§ **Provided data**:

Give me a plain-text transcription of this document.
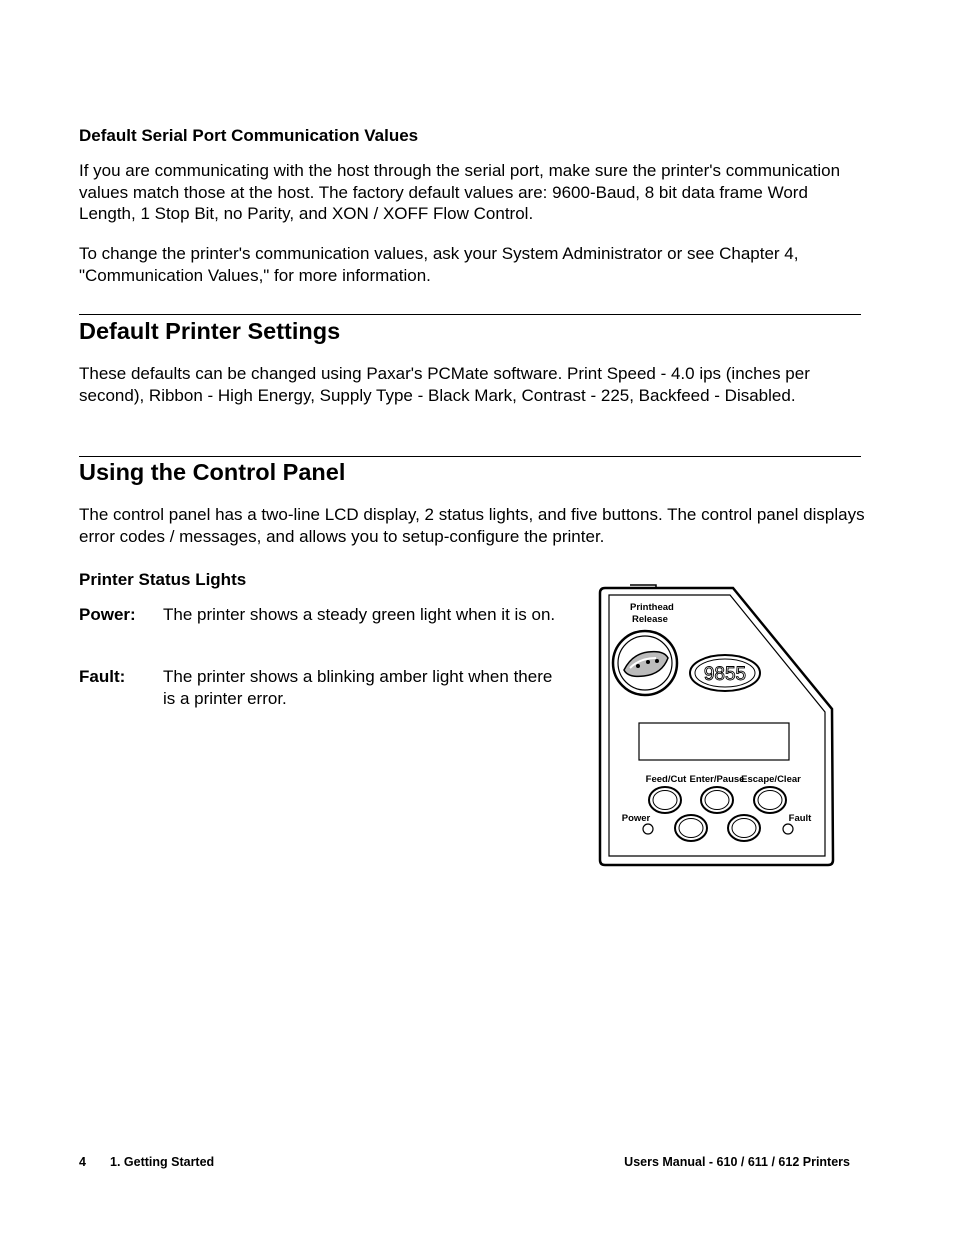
Default Serial Port Communication Values

If you are communicating with the host through the serial port, make sure the printer's communication values match those at the host. The factory default values are: 9600-Baud, 8 bit data frame Word Length, 1 Stop Bit, no Parity, and XON / XOFF Flow Control.

To change the printer's communication values, ask your System Administrator or see Chapter 4, "Communication Values," for more information.

Default Printer Settings

These defaults can be changed using Paxar's PCMate software. Print Speed - 4.0 ips (inches per second), Ribbon - High Energy, Supply Type - Black Mark, Contrast - 225, Backfeed - Disabled.

Using the Control Panel

The control panel has a two-line LCD display, 2 status lights, and five buttons. The control panel displays error codes / messages, and allows you to setup-configure the printer.

Printer Status Lights
Power: The printer shows a steady green light when it is on.

Fault: The printer shows a blinking amber light when there is a printer error.

Printhead
Release
9855
Feed/Cut Enter/Pause
Escape/Clear
Power	Fault
4 1. Getting Started	Users Manual - 610 / 611 / 612 Printers
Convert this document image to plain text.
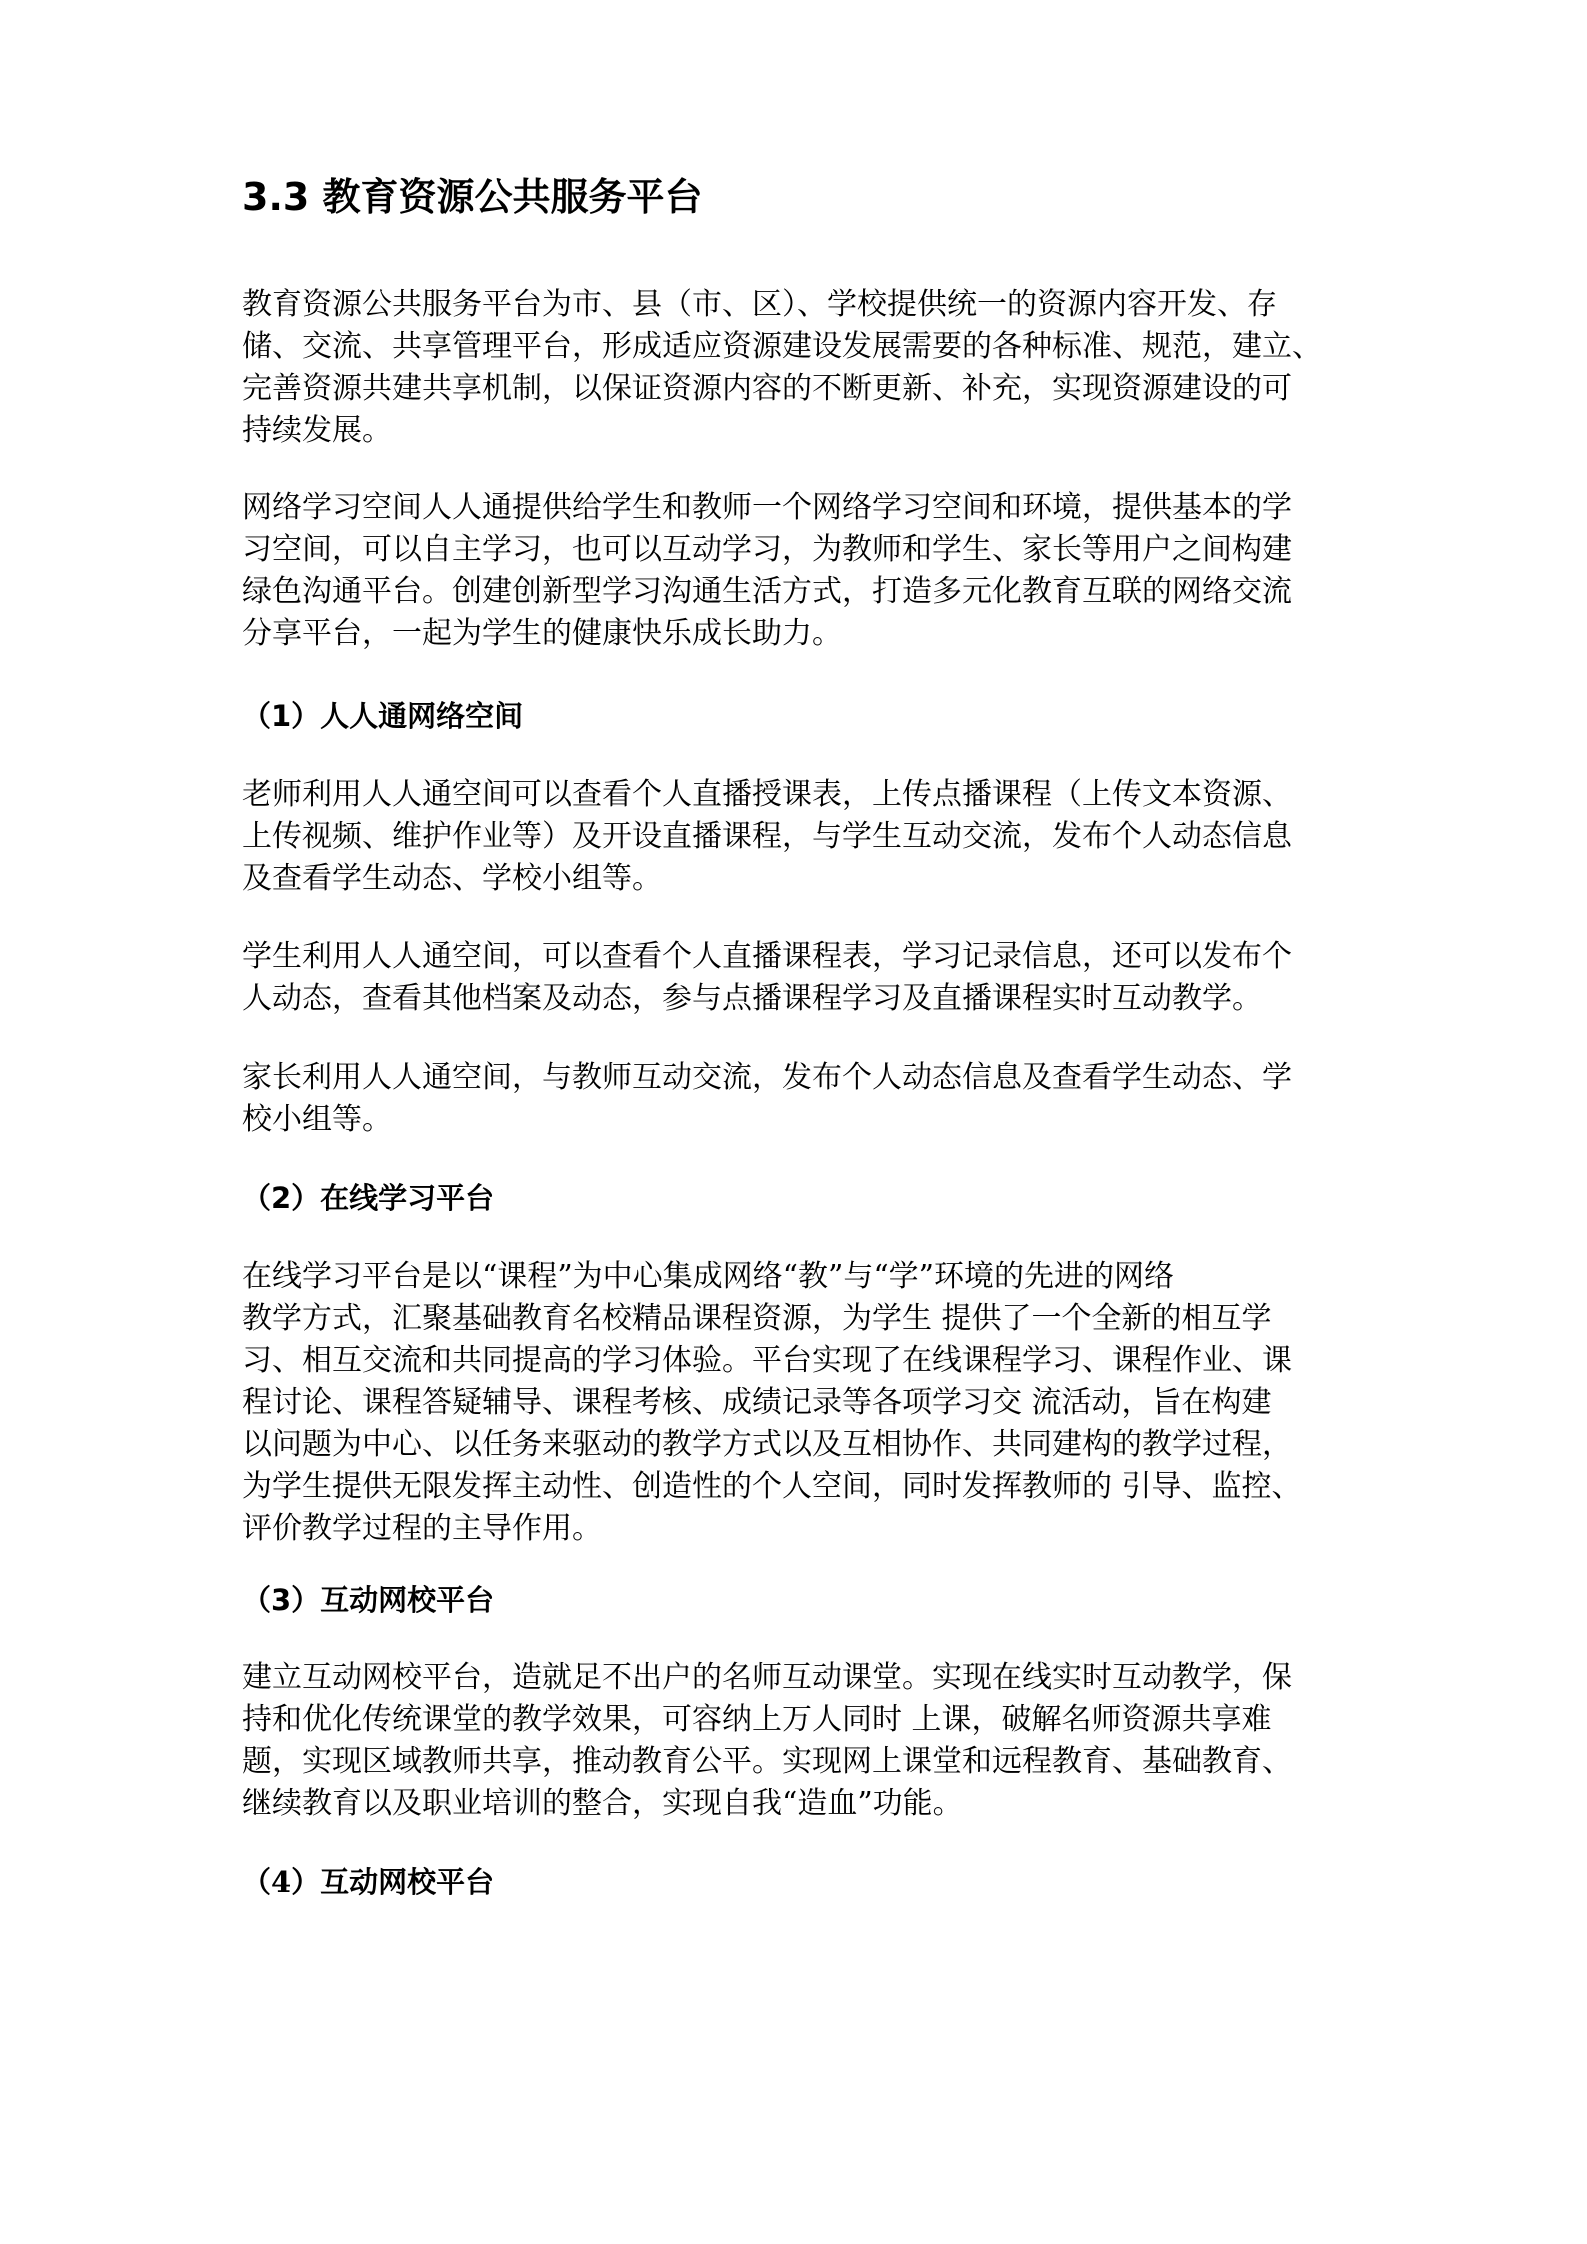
3.3 教育资源公共服务平台

教育资源公共服务平台为市、县（市、区）、学校提供统一的资源内容开发、存
储、交流、共享管理平台，形成适应资源建设发展需要的各种标准、规范，建立、
完善资源共建共享机制，以保证资源内容的不断更新、补充，实现资源建设的可
持续发展。

网络学习空间人人通提供给学生和教师一个网络学习空间和环境，提供基本的学
习空间，可以自主学习，也可以互动学习，为教师和学生、家长等用户之间构建
绿色沟通平台。创建创新型学习沟通生活方式，打造多元化教育互联的网络交流
分享平台，一起为学生的健康快乐成长助力。

（1）人人通网络空间

老师利用人人通空间可以查看个人直播授课表，上传点播课程（上传文本资源、
上传视频、维护作业等）及开设直播课程，与学生互动交流，发布个人动态信息
及查看学生动态、学校小组等。

学生利用人人通空间，可以查看个人直播课程表，学习记录信息，还可以发布个
人动态，查看其他档案及动态，参与点播课程学习及直播课程实时互动教学。

家长利用人人通空间，与教师互动交流，发布个人动态信息及查看学生动态、学
校小组等。

（2）在线学习平台

在线学习平台是以“课程”为中心集成网络“教”与“学”环境的先进的网络
教学方式，汇聚基础教育名校精品课程资源，为学生 提供了一个全新的相互学
习、相互交流和共同提高的学习体验。平台实现了在线课程学习、课程作业、课
程讨论、课程答疑辅导、课程考核、成绩记录等各项学习交 流活动，旨在构建
以问题为中心、以任务来驱动的教学方式以及互相协作、共同建构的教学过程，
为学生提供无限发挥主动性、创造性的个人空间，同时发挥教师的 引导、监控、
评价教学过程的主导作用。

（3）互动网校平台

建立互动网校平台，造就足不出户的名师互动课堂。实现在线实时互动教学，保
持和优化传统课堂的教学效果，可容纳上万人同时 上课，破解名师资源共享难
题，实现区域教师共享，推动教育公平。实现网上课堂和远程教育、基础教育、
继续教育以及职业培训的整合，实现自我“造血”功能。

（4）互动网校平台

§ **Aim**: The records above need to be given again exactly. Omit the pictures.

§ **Solved exercise**:
Give me a plain-text transcription of this document.
Default Serial Port Communication Values

If you are communicating with the host through the serial port, make sure the printer's communication values match those at the host. The factory default values are: 9600-Baud, 8 bit data frame Word Length, 1 Stop Bit, no Parity, and XON / XOFF Flow Control.

To change the printer's communication values, ask your System Administrator or see Chapter 4, "Communication Values," for more information.

Default Printer Settings

These defaults can be changed using Paxar's PCMate software. Print Speed - 4.0 ips (inches per second), Ribbon - High Energy, Supply Type - Black Mark, Contrast - 225, Backfeed - Disabled.

Using the Control Panel

The control panel has a two-line LCD display, 2 status lights, and five buttons. The control panel displays error codes / messages, and allows you to setup-configure the printer.

Printer Status Lights
Power: The printer shows a steady green light when it is on.

Fault: The printer shows a blinking amber light when there is a printer error.

Printhead
Release
9855
Feed/Cut Enter/Pause
Escape/Clear
Power	Fault
4 1. Getting Started	Users Manual - 610 / 611 / 612 Printers
Convert this document image to plain text.
3.3 教育资源公共服务平台

教育资源公共服务平台为市、县（市、区）、学校提供统一的资源内容开发、存
储、交流、共享管理平台，形成适应资源建设发展需要的各种标准、规范，建立、
完善资源共建共享机制，以保证资源内容的不断更新、补充，实现资源建设的可
持续发展。

网络学习空间人人通提供给学生和教师一个网络学习空间和环境，提供基本的学
习空间，可以自主学习，也可以互动学习，为教师和学生、家长等用户之间构建
绿色沟通平台。创建创新型学习沟通生活方式，打造多元化教育互联的网络交流
分享平台，一起为学生的健康快乐成长助力。

（1）人人通网络空间

老师利用人人通空间可以查看个人直播授课表，上传点播课程（上传文本资源、
上传视频、维护作业等）及开设直播课程，与学生互动交流，发布个人动态信息
及查看学生动态、学校小组等。

学生利用人人通空间，可以查看个人直播课程表，学习记录信息，还可以发布个
人动态，查看其他档案及动态，参与点播课程学习及直播课程实时互动教学。

家长利用人人通空间，与教师互动交流，发布个人动态信息及查看学生动态、学
校小组等。

（2）在线学习平台

在线学习平台是以“课程”为中心集成网络“教”与“学”环境的先进的网络
教学方式，汇聚基础教育名校精品课程资源，为学生 提供了一个全新的相互学
习、相互交流和共同提高的学习体验。平台实现了在线课程学习、课程作业、课
程讨论、课程答疑辅导、课程考核、成绩记录等各项学习交 流活动，旨在构建
以问题为中心、以任务来驱动的教学方式以及互相协作、共同建构的教学过程，
为学生提供无限发挥主动性、创造性的个人空间，同时发挥教师的 引导、监控、
评价教学过程的主导作用。

（3）互动网校平台

建立互动网校平台，造就足不出户的名师互动课堂。实现在线实时互动教学，保
持和优化传统课堂的教学效果，可容纳上万人同时 上课，破解名师资源共享难
题，实现区域教师共享，推动教育公平。实现网上课堂和远程教育、基础教育、
继续教育以及职业培训的整合，实现自我“造血”功能。

（4）互动网校平台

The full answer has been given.